>> Begin EXERCISE DATA

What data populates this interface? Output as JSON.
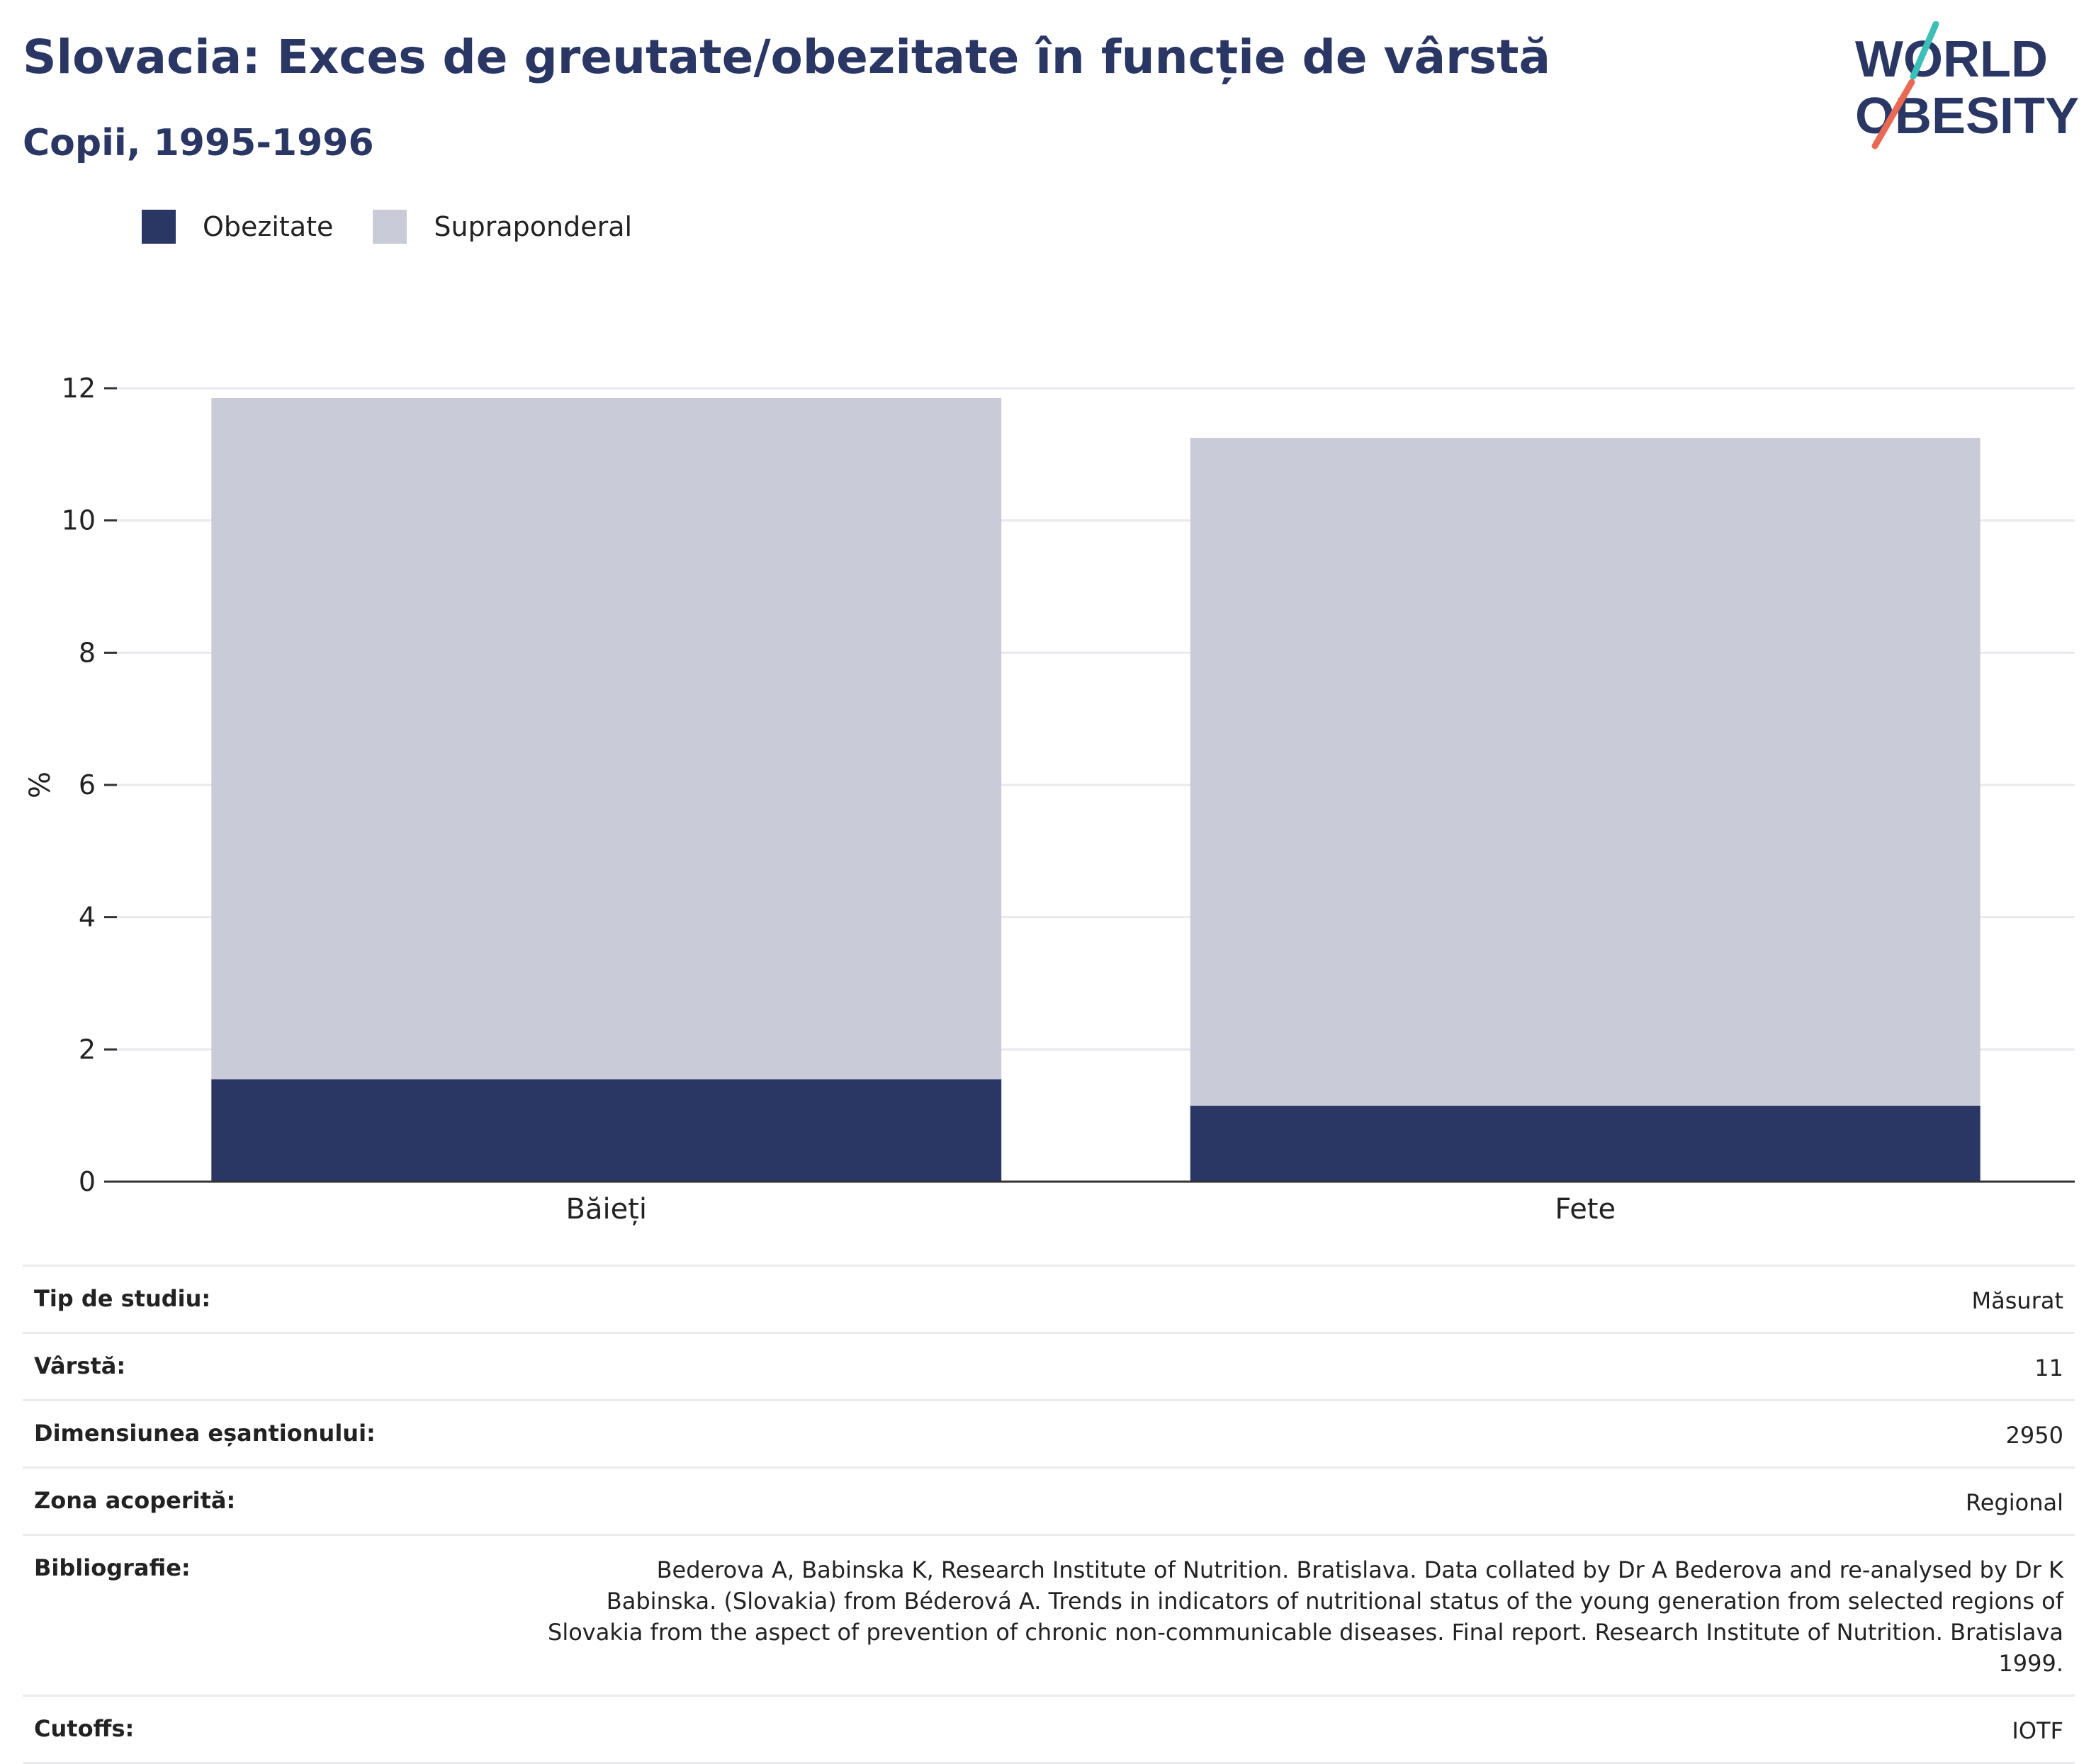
{
  "header": {
    "title": "Slovacia: Exces de greutate/obezitate în funcție de vârstă",
    "subtitle": "Copii, 1995-1996"
  },
  "logo": {
    "line1": "WORLD",
    "line2": "OBESITY",
    "accent_teal": "#3bbfb6",
    "accent_coral": "#e86a55"
  },
  "legend": [
    {
      "label": "Obezitate",
      "color": "#2a3663"
    },
    {
      "label": "Supraponderal",
      "color": "#c9ccd8"
    }
  ],
  "chart_data": {
    "type": "bar",
    "stacked": true,
    "categories": [
      "Băieți",
      "Fete"
    ],
    "series": [
      {
        "name": "Obezitate",
        "values": [
          1.55,
          1.15
        ],
        "color": "#2a3663"
      },
      {
        "name": "Supraponderal",
        "values": [
          10.3,
          10.1
        ],
        "color": "#c9ccd8"
      }
    ],
    "ylabel": "%",
    "ylim": [
      0,
      12
    ],
    "yticks": [
      0,
      2,
      4,
      6,
      8,
      10,
      12
    ],
    "grid": true,
    "legend_position": "top-left"
  },
  "info": [
    {
      "label": "Tip de studiu:",
      "value": "Măsurat"
    },
    {
      "label": "Vârstă:",
      "value": "11"
    },
    {
      "label": "Dimensiunea eșantionului:",
      "value": "2950"
    },
    {
      "label": "Zona acoperită:",
      "value": "Regional"
    },
    {
      "label": "Bibliografie:",
      "value": "Bederova A, Babinska K, Research Institute of Nutrition. Bratislava. Data collated by Dr A Bederova and re-analysed by Dr K Babinska. (Slovakia) from Béderová A. Trends in indicators of nutritional status of the young generation from selected regions of Slovakia from the aspect of prevention of chronic non-communicable diseases. Final report. Research Institute of Nutrition. Bratislava 1999."
    },
    {
      "label": "Cutoffs:",
      "value": "IOTF"
    }
  ]
}
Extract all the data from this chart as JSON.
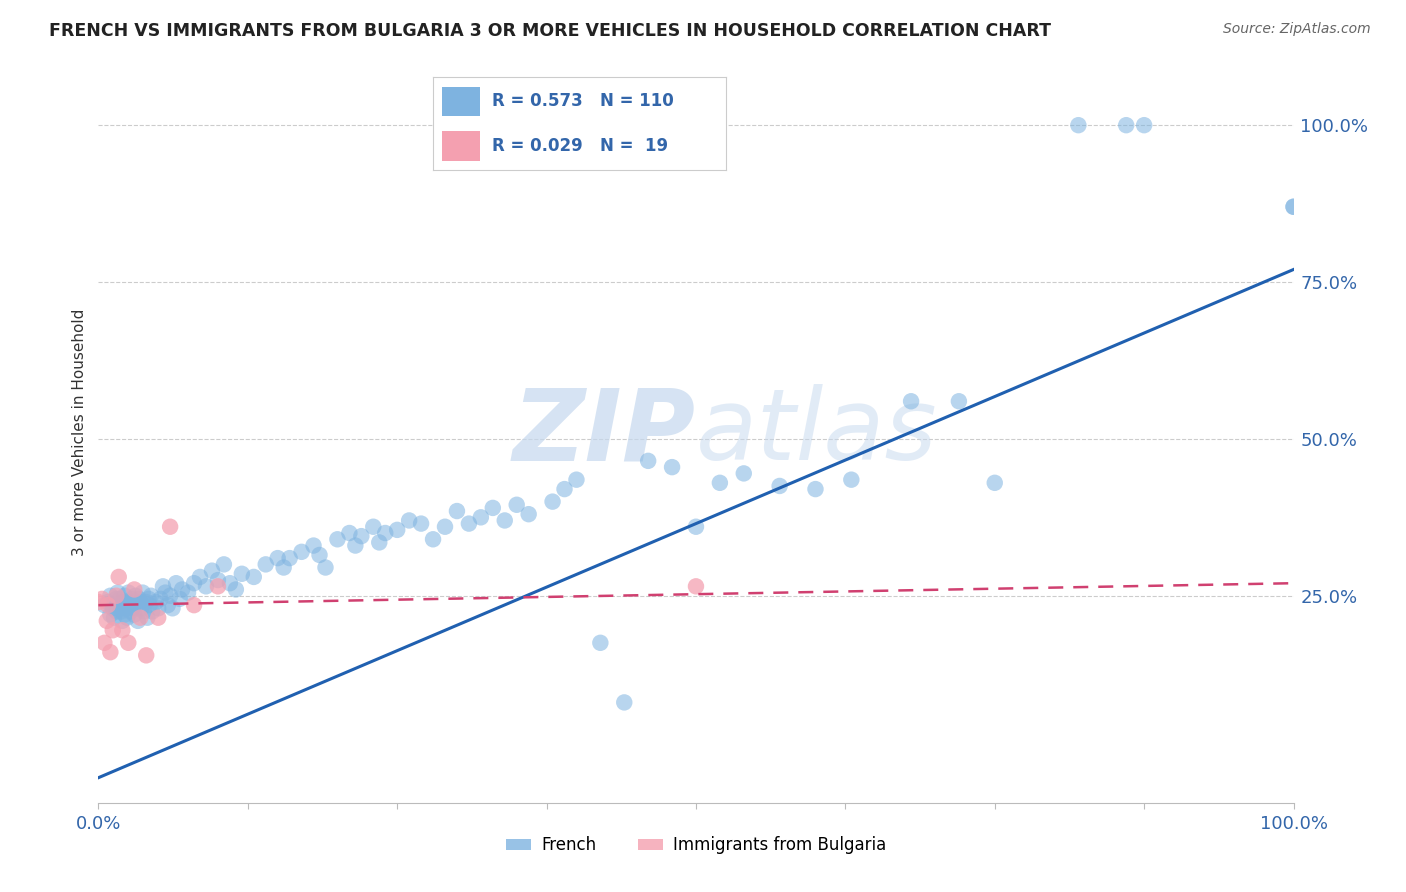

>> End EXERCISE DATA

REQUIREMENTS – Every record above should be transcribed exactly; the pictures stay out of the copy.

CORRECT RESPONSE –
What data populates this interface? Output as JSON.
{
  "header": {
    "title": "Slovacia: Exces de greutate/obezitate în funcție de vârstă",
    "subtitle": "Copii, 1995-1996"
  },
  "logo": {
    "line1": "WORLD",
    "line2": "OBESITY",
    "accent_teal": "#3bbfb6",
    "accent_coral": "#e86a55"
  },
  "legend": [
    {
      "label": "Obezitate",
      "color": "#2a3663"
    },
    {
      "label": "Supraponderal",
      "color": "#c9ccd8"
    }
  ],
  "chart_data": {
    "type": "bar",
    "stacked": true,
    "categories": [
      "Băieți",
      "Fete"
    ],
    "series": [
      {
        "name": "Obezitate",
        "values": [
          1.55,
          1.15
        ],
        "color": "#2a3663"
      },
      {
        "name": "Supraponderal",
        "values": [
          10.3,
          10.1
        ],
        "color": "#c9ccd8"
      }
    ],
    "ylabel": "%",
    "ylim": [
      0,
      12
    ],
    "yticks": [
      0,
      2,
      4,
      6,
      8,
      10,
      12
    ],
    "grid": true,
    "legend_position": "top-left"
  },
  "info": [
    {
      "label": "Tip de studiu:",
      "value": "Măsurat"
    },
    {
      "label": "Vârstă:",
      "value": "11"
    },
    {
      "label": "Dimensiunea eșantionului:",
      "value": "2950"
    },
    {
      "label": "Zona acoperită:",
      "value": "Regional"
    },
    {
      "label": "Bibliografie:",
      "value": "Bederova A, Babinska K, Research Institute of Nutrition. Bratislava. Data collated by Dr A Bederova and re-analysed by Dr K Babinska. (Slovakia) from Béderová A. Trends in indicators of nutritional status of the young generation from selected regions of Slovakia from the aspect of prevention of chronic non-communicable diseases. Final report. Research Institute of Nutrition. Bratislava 1999."
    },
    {
      "label": "Cutoffs:",
      "value": "IOTF"
    }
  ]
}
Extract all the data from this chart as JSON.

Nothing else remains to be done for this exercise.